* Begin *

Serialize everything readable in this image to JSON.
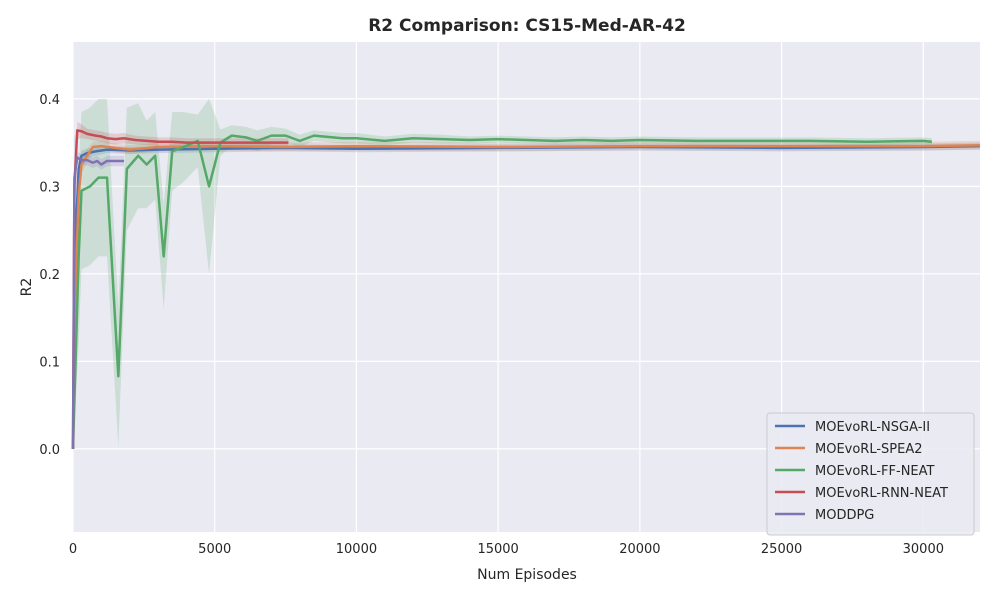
{
  "chart_data": {
    "type": "line",
    "title": "R2 Comparison: CS15-Med-AR-42",
    "xlabel": "Num Episodes",
    "ylabel": "R2",
    "xlim": [
      0,
      32000
    ],
    "ylim": [
      -0.095,
      0.465
    ],
    "x_ticks": [
      0,
      5000,
      10000,
      15000,
      20000,
      25000,
      30000
    ],
    "y_ticks": [
      0.0,
      0.1,
      0.2,
      0.3,
      0.4
    ],
    "grid": true,
    "legend_position": "lower-right",
    "background_color": "#eaeaf2",
    "series": [
      {
        "name": "MOEvoRL-NSGA-II",
        "color": "#4c72b0",
        "x": [
          0,
          100,
          200,
          300,
          500,
          800,
          1200,
          2000,
          3000,
          5000,
          7500,
          10000,
          15000,
          20000,
          25000,
          30000,
          32000
        ],
        "y": [
          0.0,
          0.25,
          0.32,
          0.335,
          0.338,
          0.34,
          0.342,
          0.341,
          0.342,
          0.343,
          0.344,
          0.343,
          0.344,
          0.345,
          0.344,
          0.345,
          0.346
        ],
        "band": [
          0.004,
          0.008,
          0.008,
          0.006,
          0.005,
          0.005,
          0.004,
          0.004,
          0.004,
          0.004,
          0.004,
          0.004,
          0.004,
          0.004,
          0.004,
          0.004,
          0.004
        ]
      },
      {
        "name": "MOEvoRL-SPEA2",
        "color": "#dd8452",
        "x": [
          0,
          100,
          200,
          300,
          500,
          700,
          1000,
          1500,
          2000,
          3000,
          5000,
          7500,
          10000,
          15000,
          20000,
          25000,
          30000,
          32000
        ],
        "y": [
          0.0,
          0.2,
          0.29,
          0.325,
          0.335,
          0.345,
          0.346,
          0.344,
          0.342,
          0.345,
          0.346,
          0.345,
          0.346,
          0.345,
          0.346,
          0.346,
          0.346,
          0.347
        ],
        "band": [
          0.004,
          0.01,
          0.012,
          0.01,
          0.008,
          0.006,
          0.006,
          0.005,
          0.005,
          0.005,
          0.005,
          0.005,
          0.005,
          0.005,
          0.005,
          0.005,
          0.005,
          0.005
        ]
      },
      {
        "name": "MOEvoRL-FF-NEAT",
        "color": "#55a868",
        "x": [
          0,
          200,
          300,
          600,
          900,
          1200,
          1600,
          1900,
          2300,
          2600,
          2900,
          3200,
          3500,
          3900,
          4400,
          4800,
          5200,
          5600,
          6100,
          6500,
          7000,
          7500,
          8000,
          8500,
          9500,
          10000,
          11000,
          12000,
          13000,
          14000,
          15000,
          16000,
          17000,
          18000,
          19000,
          20000,
          22000,
          24000,
          26000,
          28000,
          30000,
          30300
        ],
        "y": [
          0.0,
          0.22,
          0.295,
          0.3,
          0.31,
          0.31,
          0.083,
          0.32,
          0.335,
          0.325,
          0.335,
          0.22,
          0.34,
          0.345,
          0.352,
          0.3,
          0.35,
          0.358,
          0.356,
          0.352,
          0.358,
          0.358,
          0.352,
          0.358,
          0.355,
          0.355,
          0.352,
          0.355,
          0.354,
          0.353,
          0.354,
          0.353,
          0.352,
          0.353,
          0.352,
          0.353,
          0.352,
          0.352,
          0.352,
          0.351,
          0.352,
          0.351
        ],
        "band": [
          0.004,
          0.1,
          0.09,
          0.09,
          0.09,
          0.09,
          0.08,
          0.07,
          0.06,
          0.05,
          0.05,
          0.06,
          0.045,
          0.04,
          0.03,
          0.1,
          0.015,
          0.012,
          0.012,
          0.012,
          0.01,
          0.008,
          0.007,
          0.006,
          0.006,
          0.006,
          0.005,
          0.005,
          0.005,
          0.004,
          0.004,
          0.004,
          0.004,
          0.004,
          0.004,
          0.004,
          0.004,
          0.004,
          0.004,
          0.004,
          0.004,
          0.004
        ]
      },
      {
        "name": "MOEvoRL-RNN-NEAT",
        "color": "#c44e52",
        "x": [
          0,
          50,
          150,
          300,
          500,
          800,
          1000,
          1200,
          1500,
          1800,
          2200,
          2600,
          3000,
          3500,
          4000,
          5000,
          6000,
          7000,
          7600
        ],
        "y": [
          0.0,
          0.3,
          0.364,
          0.363,
          0.36,
          0.358,
          0.357,
          0.355,
          0.354,
          0.355,
          0.353,
          0.352,
          0.351,
          0.351,
          0.35,
          0.35,
          0.35,
          0.35,
          0.35
        ],
        "band": [
          0.004,
          0.02,
          0.01,
          0.008,
          0.006,
          0.006,
          0.006,
          0.006,
          0.006,
          0.006,
          0.005,
          0.005,
          0.005,
          0.005,
          0.005,
          0.005,
          0.005,
          0.005,
          0.005
        ]
      },
      {
        "name": "MODDPG",
        "color": "#8172b2",
        "x": [
          0,
          50,
          150,
          300,
          500,
          700,
          850,
          1000,
          1200,
          1500,
          1800
        ],
        "y": [
          0.0,
          0.31,
          0.333,
          0.33,
          0.33,
          0.327,
          0.329,
          0.325,
          0.329,
          0.329,
          0.329
        ],
        "band": [
          0.004,
          0.05,
          0.007,
          0.006,
          0.006,
          0.006,
          0.006,
          0.006,
          0.006,
          0.006,
          0.006
        ]
      }
    ]
  }
}
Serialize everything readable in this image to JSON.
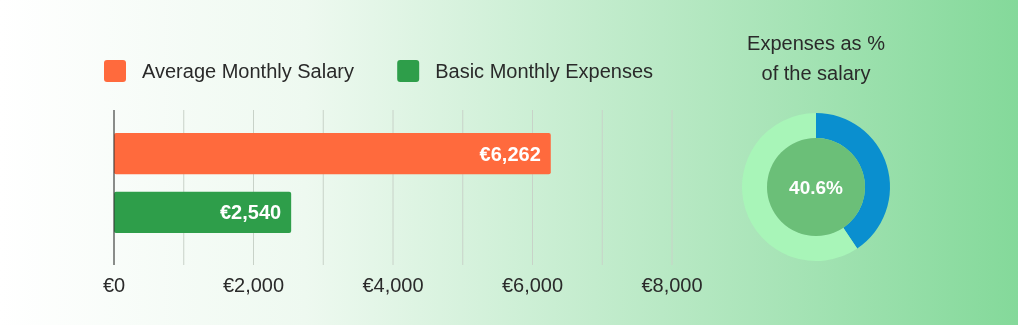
{
  "chart_data": [
    {
      "type": "bar",
      "orientation": "horizontal",
      "categories": [
        null,
        null
      ],
      "series": [
        {
          "name": "Average Monthly Salary",
          "color": "#ff6a3d",
          "values": [
            6262,
            null
          ],
          "value_labels": [
            "€6,262",
            null
          ]
        },
        {
          "name": "Basic Monthly Expenses",
          "color": "#2e9e4a",
          "values": [
            null,
            2540
          ],
          "value_labels": [
            null,
            "€2,540"
          ]
        }
      ],
      "xlim": [
        0,
        8000
      ],
      "xticks": [
        {
          "value": 0,
          "label": "€0"
        },
        {
          "value": 1000,
          "label": null
        },
        {
          "value": 2000,
          "label": "€2,000"
        },
        {
          "value": 3000,
          "label": null
        },
        {
          "value": 4000,
          "label": "€4,000"
        },
        {
          "value": 5000,
          "label": null
        },
        {
          "value": 6000,
          "label": "€6,000"
        },
        {
          "value": 7000,
          "label": null
        },
        {
          "value": 8000,
          "label": "€8,000"
        }
      ],
      "grid": "x",
      "legend": "top left"
    },
    {
      "type": "donut",
      "title": "Expenses as % of the salary",
      "categories": [
        null,
        null
      ],
      "values": [
        40.6,
        59.4
      ],
      "colors": [
        "#0a8fcf",
        "#a8f5b8"
      ],
      "annotations": [
        "40.6%"
      ]
    }
  ]
}
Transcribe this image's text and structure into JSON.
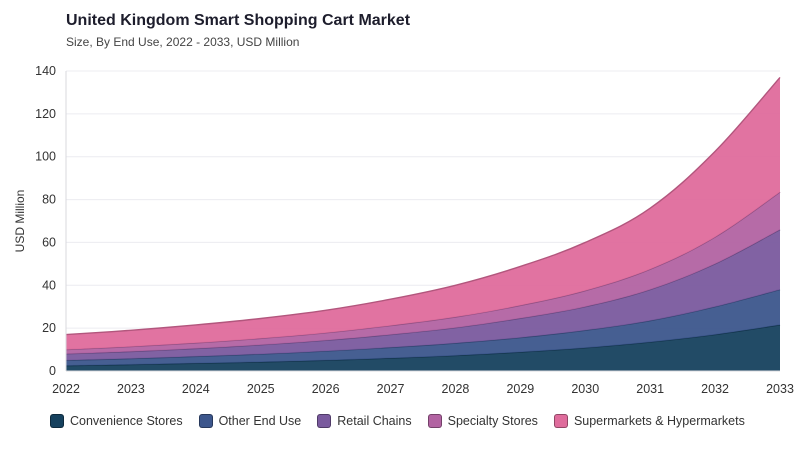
{
  "chart_data": {
    "type": "area",
    "stacked": true,
    "title": "United Kingdom Smart Shopping Cart Market",
    "subtitle": "Size, By End Use, 2022 - 2033, USD Million",
    "xlabel": "",
    "ylabel": "USD Million",
    "ylim": [
      0,
      140
    ],
    "yticks": [
      0,
      20,
      40,
      60,
      80,
      100,
      120,
      140
    ],
    "categories": [
      "2022",
      "2023",
      "2024",
      "2025",
      "2026",
      "2027",
      "2028",
      "2029",
      "2030",
      "2031",
      "2032",
      "2033"
    ],
    "grid": "horizontal",
    "legend_position": "bottom",
    "series": [
      {
        "name": "Convenience Stores",
        "color": "#16415e",
        "values": [
          2.5,
          3.0,
          3.6,
          4.2,
          5.0,
          6.0,
          7.2,
          8.8,
          10.8,
          13.5,
          17.0,
          21.5
        ]
      },
      {
        "name": "Other End Use",
        "color": "#3c568c",
        "values": [
          2.5,
          2.8,
          3.2,
          3.7,
          4.3,
          5.0,
          5.8,
          6.8,
          8.2,
          10.0,
          13.0,
          16.5
        ]
      },
      {
        "name": "Retail Chains",
        "color": "#7a5a9e",
        "values": [
          3.0,
          3.3,
          3.7,
          4.3,
          5.0,
          6.0,
          7.2,
          9.0,
          11.0,
          14.5,
          20.0,
          28.0
        ]
      },
      {
        "name": "Specialty Stores",
        "color": "#b263a2",
        "values": [
          2.0,
          2.3,
          2.6,
          3.0,
          3.5,
          4.2,
          5.0,
          6.0,
          7.5,
          9.5,
          12.5,
          17.5
        ]
      },
      {
        "name": "Supermarkets & Hypermarkets",
        "color": "#df6c9c",
        "values": [
          7.0,
          7.6,
          8.4,
          9.3,
          10.5,
          12.3,
          14.8,
          18.2,
          22.5,
          28.5,
          40.0,
          53.5
        ]
      }
    ]
  }
}
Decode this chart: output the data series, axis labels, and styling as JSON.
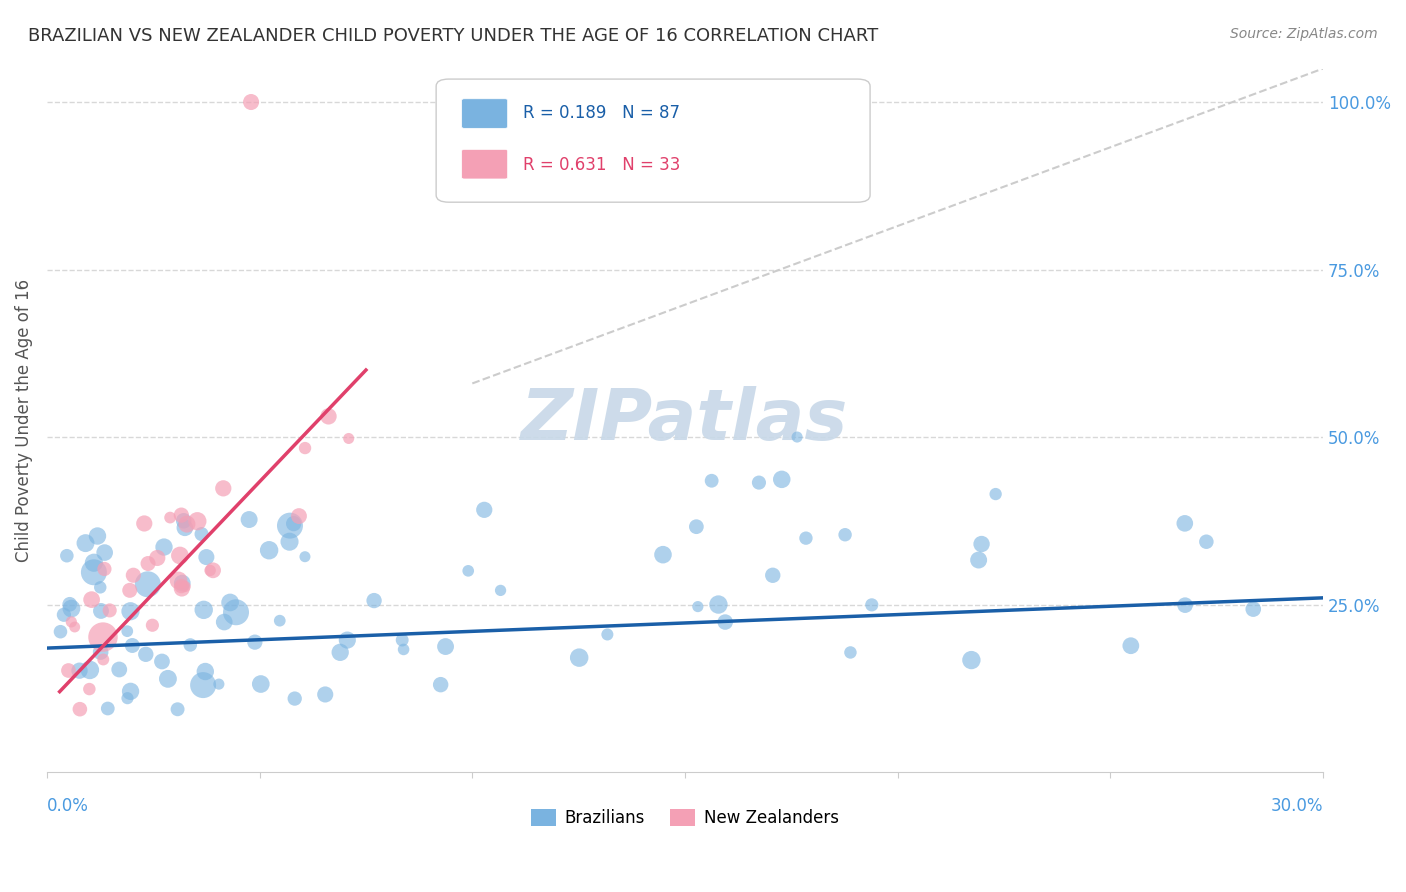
{
  "title": "BRAZILIAN VS NEW ZEALANDER CHILD POVERTY UNDER THE AGE OF 16 CORRELATION CHART",
  "source": "Source: ZipAtlas.com",
  "ylabel": "Child Poverty Under the Age of 16",
  "xlim": [
    0.0,
    0.3
  ],
  "ylim": [
    0.0,
    1.05
  ],
  "brazil_R": 0.189,
  "brazil_N": 87,
  "nz_R": 0.631,
  "nz_N": 33,
  "brazil_color": "#7ab3e0",
  "nz_color": "#f4a0b5",
  "brazil_line_color": "#1a5fa8",
  "nz_line_color": "#e0406b",
  "watermark_color": "#c8d8e8",
  "grid_color": "#d8d8d8",
  "title_color": "#333333",
  "axis_label_color": "#4a9ae0"
}
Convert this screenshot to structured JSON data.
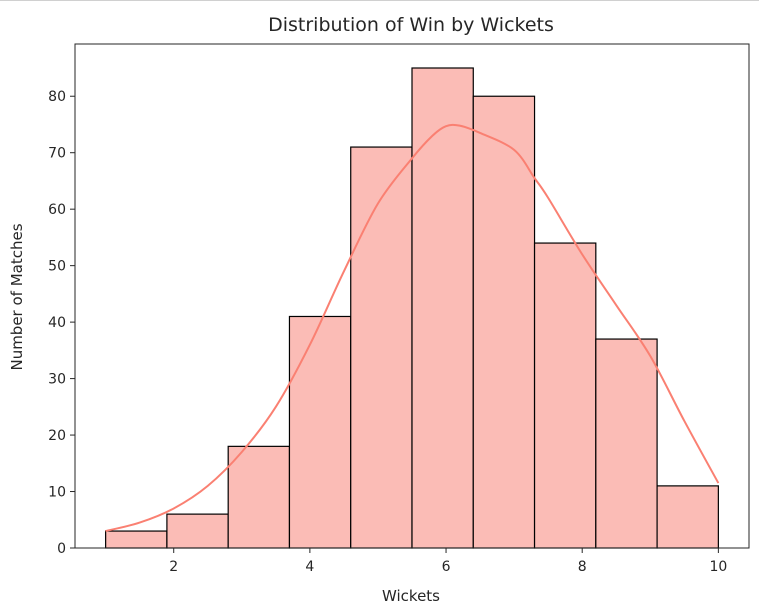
{
  "chart_data": {
    "type": "bar",
    "title": "Distribution of Win by Wickets",
    "xlabel": "Wickets",
    "ylabel": "Number of Matches",
    "bins": [
      {
        "start": 1.0,
        "end": 1.9,
        "value": 3
      },
      {
        "start": 1.9,
        "end": 2.8,
        "value": 6
      },
      {
        "start": 2.8,
        "end": 3.7,
        "value": 18
      },
      {
        "start": 3.7,
        "end": 4.6,
        "value": 41
      },
      {
        "start": 4.6,
        "end": 5.5,
        "value": 71
      },
      {
        "start": 5.5,
        "end": 6.4,
        "value": 85
      },
      {
        "start": 6.4,
        "end": 7.3,
        "value": 80
      },
      {
        "start": 7.3,
        "end": 8.2,
        "value": 54
      },
      {
        "start": 8.2,
        "end": 9.1,
        "value": 37
      },
      {
        "start": 9.1,
        "end": 10.0,
        "value": 11
      }
    ],
    "kde": {
      "x": [
        1.0,
        1.5,
        2.0,
        2.5,
        3.0,
        3.5,
        4.0,
        4.5,
        5.0,
        5.5,
        5.8,
        6.0,
        6.2,
        6.5,
        7.0,
        7.3,
        7.5,
        8.0,
        8.5,
        9.0,
        9.5,
        10.0
      ],
      "y": [
        3,
        4.5,
        7,
        11,
        17,
        25,
        36,
        49,
        61,
        69,
        73,
        74.7,
        74.8,
        73.5,
        70.5,
        65.5,
        62,
        52,
        43,
        34,
        22.5,
        11.5
      ]
    },
    "xticks": [
      2,
      4,
      6,
      8,
      10
    ],
    "yticks": [
      0,
      10,
      20,
      30,
      40,
      50,
      60,
      70,
      80
    ],
    "xlim": [
      0.55,
      10.45
    ],
    "ylim": [
      0,
      89.25
    ],
    "colors": {
      "bar_fill": "#fbbcb6",
      "bar_edge": "#000000",
      "kde_line": "#fa8072",
      "axis": "#262626"
    },
    "grid": false
  }
}
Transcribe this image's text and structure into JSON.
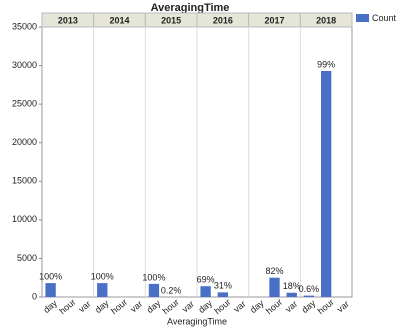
{
  "chart_data": {
    "type": "bar",
    "title": "AveragingTime",
    "x_label": "AveragingTime",
    "series_name": "Count",
    "color": "#4a6fc7",
    "categories": [
      "day",
      "hour",
      "var"
    ],
    "facets": [
      {
        "name": "2013",
        "values": [
          1800,
          null,
          null
        ],
        "percent_labels": [
          "100%",
          null,
          null
        ]
      },
      {
        "name": "2014",
        "values": [
          1800,
          null,
          null
        ],
        "percent_labels": [
          "100%",
          null,
          null
        ]
      },
      {
        "name": "2015",
        "values": [
          1700,
          3,
          null
        ],
        "percent_labels": [
          "100%",
          "0.2%",
          null
        ]
      },
      {
        "name": "2016",
        "values": [
          1400,
          600,
          null
        ],
        "percent_labels": [
          "69%",
          "31%",
          null
        ]
      },
      {
        "name": "2017",
        "values": [
          null,
          2500,
          550
        ],
        "percent_labels": [
          null,
          "82%",
          "18%"
        ]
      },
      {
        "name": "2018",
        "values": [
          180,
          29300,
          null
        ],
        "percent_labels": [
          "0.6%",
          "99%",
          null
        ]
      }
    ],
    "ylim": [
      0,
      35000
    ],
    "yticks": [
      0,
      5000,
      10000,
      15000,
      20000,
      25000,
      30000,
      35000
    ]
  }
}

* End *

Using the listing, collect all lines in which the string "horizontal" is found.

      "orientation": "horizontal",
    "grid": "horizontal",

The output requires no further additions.